» **Your goal**: The answer is a single number: how many lines hold the string "Transportation".

» **Source records**:

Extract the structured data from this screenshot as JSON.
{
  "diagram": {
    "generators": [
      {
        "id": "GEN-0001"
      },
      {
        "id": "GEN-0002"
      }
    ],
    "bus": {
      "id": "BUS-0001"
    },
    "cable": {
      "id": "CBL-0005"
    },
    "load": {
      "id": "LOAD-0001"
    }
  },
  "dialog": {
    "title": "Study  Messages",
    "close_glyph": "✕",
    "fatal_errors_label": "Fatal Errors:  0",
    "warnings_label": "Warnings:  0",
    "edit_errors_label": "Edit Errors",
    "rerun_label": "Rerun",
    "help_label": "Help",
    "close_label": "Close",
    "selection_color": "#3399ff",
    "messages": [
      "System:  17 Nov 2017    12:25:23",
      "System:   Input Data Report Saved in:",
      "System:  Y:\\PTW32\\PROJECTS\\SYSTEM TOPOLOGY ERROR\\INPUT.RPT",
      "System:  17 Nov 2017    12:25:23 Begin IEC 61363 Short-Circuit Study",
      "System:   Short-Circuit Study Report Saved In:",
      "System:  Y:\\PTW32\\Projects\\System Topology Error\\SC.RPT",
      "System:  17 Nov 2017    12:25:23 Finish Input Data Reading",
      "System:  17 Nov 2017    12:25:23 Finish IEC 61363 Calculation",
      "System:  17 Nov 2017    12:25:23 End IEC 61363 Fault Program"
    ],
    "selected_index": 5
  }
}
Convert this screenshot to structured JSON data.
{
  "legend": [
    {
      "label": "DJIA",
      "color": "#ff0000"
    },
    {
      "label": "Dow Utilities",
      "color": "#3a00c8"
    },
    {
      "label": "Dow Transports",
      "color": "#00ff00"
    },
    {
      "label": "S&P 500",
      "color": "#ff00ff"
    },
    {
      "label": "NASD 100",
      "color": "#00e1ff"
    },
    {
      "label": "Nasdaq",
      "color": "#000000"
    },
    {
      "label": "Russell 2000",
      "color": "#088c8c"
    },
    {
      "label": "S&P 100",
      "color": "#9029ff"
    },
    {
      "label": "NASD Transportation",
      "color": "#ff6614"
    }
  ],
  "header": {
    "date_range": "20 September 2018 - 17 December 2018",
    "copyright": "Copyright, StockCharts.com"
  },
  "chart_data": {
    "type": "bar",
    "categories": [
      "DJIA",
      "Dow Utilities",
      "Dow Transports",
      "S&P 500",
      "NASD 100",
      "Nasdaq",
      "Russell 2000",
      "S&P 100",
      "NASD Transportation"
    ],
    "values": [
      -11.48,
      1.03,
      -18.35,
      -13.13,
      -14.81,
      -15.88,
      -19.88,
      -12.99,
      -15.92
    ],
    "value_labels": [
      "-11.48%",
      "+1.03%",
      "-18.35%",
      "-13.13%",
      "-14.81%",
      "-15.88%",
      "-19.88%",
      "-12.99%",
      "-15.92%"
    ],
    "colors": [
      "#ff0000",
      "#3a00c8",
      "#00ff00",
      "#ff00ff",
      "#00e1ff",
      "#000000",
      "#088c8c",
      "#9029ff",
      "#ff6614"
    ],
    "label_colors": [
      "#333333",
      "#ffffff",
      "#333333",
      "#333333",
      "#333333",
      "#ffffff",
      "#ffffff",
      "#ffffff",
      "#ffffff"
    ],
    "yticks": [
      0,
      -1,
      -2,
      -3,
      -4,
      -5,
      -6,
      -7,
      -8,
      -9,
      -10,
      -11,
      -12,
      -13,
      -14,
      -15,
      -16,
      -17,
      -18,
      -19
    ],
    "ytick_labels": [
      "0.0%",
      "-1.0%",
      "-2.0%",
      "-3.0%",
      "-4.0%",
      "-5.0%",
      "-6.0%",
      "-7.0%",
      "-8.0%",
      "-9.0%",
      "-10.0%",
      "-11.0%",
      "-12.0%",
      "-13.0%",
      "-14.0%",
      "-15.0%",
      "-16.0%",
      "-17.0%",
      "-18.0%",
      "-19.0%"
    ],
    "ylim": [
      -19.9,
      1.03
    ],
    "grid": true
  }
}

...

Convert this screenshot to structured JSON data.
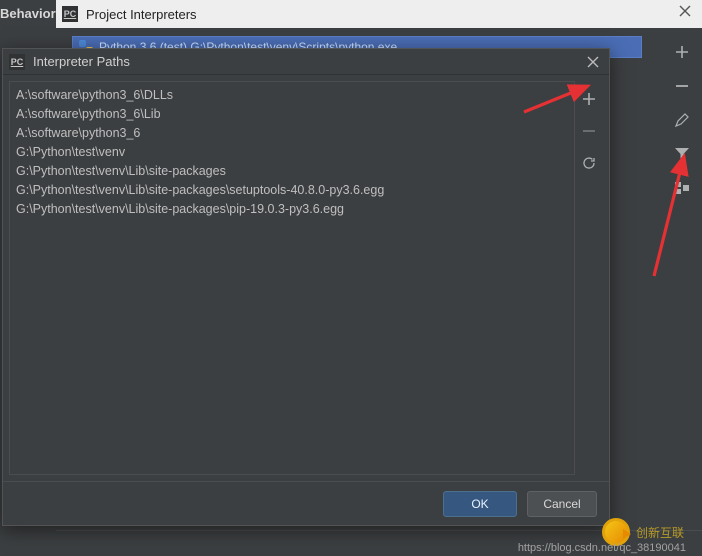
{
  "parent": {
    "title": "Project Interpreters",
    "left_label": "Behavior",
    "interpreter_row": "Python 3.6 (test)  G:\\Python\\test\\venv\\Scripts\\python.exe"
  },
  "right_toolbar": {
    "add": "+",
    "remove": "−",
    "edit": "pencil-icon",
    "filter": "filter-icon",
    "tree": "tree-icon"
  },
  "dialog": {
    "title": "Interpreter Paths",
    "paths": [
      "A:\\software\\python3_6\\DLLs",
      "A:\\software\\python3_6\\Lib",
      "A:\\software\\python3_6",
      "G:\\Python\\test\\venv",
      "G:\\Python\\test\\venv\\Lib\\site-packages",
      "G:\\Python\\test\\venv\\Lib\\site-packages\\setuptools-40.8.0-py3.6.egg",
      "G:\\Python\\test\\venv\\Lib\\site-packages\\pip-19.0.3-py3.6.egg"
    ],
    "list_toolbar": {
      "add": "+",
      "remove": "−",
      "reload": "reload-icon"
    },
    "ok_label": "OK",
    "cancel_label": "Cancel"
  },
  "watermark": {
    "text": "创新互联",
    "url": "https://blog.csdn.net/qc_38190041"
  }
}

» **Exercise solution**: 2